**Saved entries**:

---

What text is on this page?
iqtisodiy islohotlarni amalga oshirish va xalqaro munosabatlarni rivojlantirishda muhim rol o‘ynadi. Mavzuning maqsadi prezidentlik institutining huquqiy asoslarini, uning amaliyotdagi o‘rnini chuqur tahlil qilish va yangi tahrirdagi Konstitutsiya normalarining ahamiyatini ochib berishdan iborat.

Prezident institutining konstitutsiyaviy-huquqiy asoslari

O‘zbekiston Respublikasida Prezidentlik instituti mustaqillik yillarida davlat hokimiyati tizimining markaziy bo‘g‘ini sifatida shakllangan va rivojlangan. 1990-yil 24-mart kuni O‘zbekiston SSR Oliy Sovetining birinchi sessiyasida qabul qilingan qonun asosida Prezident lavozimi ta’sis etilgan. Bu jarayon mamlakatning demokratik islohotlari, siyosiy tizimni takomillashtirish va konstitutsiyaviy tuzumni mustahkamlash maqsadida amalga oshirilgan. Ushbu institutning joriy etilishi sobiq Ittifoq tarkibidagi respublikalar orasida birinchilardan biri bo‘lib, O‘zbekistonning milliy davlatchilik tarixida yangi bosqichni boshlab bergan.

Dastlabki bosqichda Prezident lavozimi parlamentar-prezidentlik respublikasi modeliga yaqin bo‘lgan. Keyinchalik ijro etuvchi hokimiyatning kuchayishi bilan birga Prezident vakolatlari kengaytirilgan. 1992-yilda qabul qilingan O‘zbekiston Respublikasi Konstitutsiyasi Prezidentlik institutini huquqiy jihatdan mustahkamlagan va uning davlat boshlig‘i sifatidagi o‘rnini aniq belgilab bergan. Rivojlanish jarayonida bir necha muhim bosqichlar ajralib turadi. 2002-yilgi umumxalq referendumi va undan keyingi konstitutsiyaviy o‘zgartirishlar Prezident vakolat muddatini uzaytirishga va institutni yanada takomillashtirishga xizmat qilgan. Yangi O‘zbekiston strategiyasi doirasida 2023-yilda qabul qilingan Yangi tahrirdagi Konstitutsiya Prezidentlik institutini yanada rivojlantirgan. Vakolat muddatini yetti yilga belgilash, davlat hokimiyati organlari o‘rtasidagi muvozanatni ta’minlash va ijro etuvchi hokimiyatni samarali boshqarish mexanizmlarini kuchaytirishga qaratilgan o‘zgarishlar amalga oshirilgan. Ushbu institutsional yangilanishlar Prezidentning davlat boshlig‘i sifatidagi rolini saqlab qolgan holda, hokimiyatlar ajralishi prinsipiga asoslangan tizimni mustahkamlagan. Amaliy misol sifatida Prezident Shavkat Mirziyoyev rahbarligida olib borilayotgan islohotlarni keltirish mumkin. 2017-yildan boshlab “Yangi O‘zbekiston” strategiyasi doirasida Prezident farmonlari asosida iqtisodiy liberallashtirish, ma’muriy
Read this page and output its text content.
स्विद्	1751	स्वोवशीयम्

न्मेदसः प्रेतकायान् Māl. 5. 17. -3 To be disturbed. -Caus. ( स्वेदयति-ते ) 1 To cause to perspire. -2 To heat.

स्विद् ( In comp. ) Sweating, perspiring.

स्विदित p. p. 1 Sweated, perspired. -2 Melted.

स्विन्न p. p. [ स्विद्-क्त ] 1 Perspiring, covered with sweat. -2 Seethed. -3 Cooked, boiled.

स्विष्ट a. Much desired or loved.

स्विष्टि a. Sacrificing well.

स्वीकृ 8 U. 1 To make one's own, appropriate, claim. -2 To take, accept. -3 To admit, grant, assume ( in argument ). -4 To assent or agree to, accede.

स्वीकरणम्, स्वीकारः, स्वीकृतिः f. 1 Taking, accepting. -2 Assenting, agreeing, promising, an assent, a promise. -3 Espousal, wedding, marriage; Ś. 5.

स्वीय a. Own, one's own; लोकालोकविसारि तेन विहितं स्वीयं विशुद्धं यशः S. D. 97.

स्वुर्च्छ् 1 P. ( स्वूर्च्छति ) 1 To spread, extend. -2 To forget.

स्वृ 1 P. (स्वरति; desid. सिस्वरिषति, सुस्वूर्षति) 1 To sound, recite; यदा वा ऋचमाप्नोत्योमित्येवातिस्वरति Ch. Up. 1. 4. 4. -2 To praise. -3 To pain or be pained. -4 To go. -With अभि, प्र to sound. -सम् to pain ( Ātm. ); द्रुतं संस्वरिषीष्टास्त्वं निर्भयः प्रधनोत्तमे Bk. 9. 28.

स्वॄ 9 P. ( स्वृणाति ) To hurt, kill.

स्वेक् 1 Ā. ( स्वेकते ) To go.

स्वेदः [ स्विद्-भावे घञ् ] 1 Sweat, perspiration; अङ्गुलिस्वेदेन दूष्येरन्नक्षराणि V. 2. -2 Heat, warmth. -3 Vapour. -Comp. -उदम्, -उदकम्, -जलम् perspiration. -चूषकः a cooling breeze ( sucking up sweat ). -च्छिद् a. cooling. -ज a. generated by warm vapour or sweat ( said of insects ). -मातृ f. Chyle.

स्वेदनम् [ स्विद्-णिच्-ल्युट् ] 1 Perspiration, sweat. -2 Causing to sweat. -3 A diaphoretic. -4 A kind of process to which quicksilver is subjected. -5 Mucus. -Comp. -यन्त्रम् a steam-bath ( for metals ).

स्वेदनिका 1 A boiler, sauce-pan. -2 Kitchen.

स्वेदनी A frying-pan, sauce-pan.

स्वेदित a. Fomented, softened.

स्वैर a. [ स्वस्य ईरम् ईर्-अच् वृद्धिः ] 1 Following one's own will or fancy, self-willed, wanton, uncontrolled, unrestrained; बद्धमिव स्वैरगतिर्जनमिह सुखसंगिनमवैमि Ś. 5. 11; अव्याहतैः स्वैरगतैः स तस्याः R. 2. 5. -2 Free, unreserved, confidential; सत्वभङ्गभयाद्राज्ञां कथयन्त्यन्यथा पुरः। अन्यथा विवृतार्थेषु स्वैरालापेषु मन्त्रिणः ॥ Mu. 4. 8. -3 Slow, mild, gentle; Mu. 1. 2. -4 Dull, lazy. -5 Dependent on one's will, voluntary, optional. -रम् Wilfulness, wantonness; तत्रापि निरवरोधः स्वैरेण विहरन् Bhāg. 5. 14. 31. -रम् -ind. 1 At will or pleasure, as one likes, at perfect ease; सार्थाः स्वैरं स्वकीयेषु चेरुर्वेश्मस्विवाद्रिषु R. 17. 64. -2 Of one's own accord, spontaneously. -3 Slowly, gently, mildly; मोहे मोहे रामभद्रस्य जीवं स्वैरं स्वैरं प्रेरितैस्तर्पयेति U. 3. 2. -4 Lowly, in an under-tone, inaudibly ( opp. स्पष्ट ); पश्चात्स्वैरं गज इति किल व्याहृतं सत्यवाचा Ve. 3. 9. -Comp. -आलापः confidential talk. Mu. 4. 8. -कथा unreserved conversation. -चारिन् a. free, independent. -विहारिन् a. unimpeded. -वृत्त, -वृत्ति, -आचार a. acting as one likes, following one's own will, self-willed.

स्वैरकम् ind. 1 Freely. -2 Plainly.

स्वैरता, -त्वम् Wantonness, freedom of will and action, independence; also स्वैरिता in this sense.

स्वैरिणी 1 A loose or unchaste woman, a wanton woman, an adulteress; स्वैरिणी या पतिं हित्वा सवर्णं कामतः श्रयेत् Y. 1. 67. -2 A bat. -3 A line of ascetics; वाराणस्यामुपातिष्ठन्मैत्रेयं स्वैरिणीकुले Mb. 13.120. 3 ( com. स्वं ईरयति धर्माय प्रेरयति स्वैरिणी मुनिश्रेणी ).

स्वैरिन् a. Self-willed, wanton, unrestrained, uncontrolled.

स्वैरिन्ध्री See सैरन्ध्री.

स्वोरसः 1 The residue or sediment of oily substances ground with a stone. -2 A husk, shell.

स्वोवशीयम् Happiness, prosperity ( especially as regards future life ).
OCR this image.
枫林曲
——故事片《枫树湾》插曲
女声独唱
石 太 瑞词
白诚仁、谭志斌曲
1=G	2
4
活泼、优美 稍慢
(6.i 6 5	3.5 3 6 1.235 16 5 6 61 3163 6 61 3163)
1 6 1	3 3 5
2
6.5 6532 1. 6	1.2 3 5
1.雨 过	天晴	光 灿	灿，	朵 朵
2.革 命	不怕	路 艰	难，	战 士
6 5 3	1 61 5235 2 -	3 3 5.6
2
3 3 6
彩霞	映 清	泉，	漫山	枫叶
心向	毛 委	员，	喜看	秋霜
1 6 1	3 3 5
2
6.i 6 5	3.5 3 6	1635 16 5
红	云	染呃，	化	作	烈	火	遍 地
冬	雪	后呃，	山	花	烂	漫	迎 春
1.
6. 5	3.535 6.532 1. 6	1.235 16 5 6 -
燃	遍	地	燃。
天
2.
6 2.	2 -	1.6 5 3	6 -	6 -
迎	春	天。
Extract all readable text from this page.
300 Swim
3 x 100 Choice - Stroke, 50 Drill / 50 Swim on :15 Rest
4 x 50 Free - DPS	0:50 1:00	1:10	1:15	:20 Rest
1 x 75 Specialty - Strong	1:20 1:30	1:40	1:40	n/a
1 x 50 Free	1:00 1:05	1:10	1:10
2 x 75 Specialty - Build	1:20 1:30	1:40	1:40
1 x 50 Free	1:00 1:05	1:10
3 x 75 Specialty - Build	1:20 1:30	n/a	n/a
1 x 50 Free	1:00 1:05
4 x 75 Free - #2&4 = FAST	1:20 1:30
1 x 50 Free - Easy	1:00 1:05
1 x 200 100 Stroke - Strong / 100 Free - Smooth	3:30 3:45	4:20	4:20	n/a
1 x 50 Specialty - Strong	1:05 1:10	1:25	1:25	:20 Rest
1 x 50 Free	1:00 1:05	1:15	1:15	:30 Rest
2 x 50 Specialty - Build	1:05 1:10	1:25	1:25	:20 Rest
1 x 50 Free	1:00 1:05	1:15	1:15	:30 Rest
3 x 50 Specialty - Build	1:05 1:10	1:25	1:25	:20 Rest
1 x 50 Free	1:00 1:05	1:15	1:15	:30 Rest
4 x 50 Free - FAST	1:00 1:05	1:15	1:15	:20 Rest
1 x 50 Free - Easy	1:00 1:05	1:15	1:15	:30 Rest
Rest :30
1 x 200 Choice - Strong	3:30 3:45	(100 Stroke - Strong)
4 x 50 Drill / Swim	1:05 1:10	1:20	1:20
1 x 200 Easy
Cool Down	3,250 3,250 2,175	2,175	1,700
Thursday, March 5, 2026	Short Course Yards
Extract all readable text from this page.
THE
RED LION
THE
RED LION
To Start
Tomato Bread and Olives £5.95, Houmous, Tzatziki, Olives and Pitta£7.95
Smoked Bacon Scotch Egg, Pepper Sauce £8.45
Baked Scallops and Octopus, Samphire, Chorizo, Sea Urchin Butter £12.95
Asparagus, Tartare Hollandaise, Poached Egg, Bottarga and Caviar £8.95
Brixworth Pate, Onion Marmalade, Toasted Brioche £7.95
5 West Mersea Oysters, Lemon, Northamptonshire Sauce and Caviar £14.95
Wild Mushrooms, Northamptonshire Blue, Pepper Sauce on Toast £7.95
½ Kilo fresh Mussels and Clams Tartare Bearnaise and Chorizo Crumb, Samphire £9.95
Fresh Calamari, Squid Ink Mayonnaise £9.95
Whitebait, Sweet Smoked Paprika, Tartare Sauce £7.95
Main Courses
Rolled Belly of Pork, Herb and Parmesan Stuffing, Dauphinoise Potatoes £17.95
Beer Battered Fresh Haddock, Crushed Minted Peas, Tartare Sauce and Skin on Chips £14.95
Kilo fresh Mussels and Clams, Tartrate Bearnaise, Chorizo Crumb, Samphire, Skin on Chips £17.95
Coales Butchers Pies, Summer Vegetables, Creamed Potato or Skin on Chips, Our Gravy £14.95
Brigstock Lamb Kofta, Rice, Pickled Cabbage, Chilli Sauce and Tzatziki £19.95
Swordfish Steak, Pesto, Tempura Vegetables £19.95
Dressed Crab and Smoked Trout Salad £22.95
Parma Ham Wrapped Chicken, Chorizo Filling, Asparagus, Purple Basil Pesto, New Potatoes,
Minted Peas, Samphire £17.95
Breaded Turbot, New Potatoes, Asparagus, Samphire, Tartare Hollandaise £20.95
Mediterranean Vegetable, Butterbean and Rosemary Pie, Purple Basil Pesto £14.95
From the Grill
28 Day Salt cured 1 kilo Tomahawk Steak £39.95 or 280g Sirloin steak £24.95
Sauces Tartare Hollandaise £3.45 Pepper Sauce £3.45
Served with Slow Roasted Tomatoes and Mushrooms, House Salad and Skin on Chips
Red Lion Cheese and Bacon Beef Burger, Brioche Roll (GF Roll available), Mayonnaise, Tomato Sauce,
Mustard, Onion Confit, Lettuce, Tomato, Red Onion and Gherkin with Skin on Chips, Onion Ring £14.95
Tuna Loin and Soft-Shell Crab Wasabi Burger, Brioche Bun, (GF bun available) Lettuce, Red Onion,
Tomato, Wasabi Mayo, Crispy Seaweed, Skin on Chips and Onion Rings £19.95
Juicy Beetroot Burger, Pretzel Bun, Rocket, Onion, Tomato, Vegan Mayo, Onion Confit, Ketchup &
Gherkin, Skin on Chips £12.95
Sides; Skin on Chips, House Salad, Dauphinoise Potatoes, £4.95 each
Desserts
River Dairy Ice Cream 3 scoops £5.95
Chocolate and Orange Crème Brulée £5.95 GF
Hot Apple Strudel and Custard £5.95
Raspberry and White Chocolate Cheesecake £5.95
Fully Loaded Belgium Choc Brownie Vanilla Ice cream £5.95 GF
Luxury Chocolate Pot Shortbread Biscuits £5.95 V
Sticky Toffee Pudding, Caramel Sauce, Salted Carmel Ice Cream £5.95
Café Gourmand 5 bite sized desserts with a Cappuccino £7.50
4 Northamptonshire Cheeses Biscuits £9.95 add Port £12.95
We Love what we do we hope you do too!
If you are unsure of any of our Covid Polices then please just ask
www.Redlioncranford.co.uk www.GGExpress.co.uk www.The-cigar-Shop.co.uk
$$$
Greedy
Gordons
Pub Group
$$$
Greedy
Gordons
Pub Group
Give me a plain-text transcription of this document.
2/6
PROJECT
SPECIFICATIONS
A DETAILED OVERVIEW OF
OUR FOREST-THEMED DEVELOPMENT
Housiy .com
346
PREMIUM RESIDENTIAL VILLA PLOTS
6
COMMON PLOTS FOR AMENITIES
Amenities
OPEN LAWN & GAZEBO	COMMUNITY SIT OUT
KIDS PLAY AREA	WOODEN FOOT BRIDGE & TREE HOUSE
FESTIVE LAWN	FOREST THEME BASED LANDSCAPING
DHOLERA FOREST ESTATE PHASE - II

---

Tally up the lines in the preceding listing that contain the string "oshirilgan". Respond with the number and nothing else.

**Answer below**: 2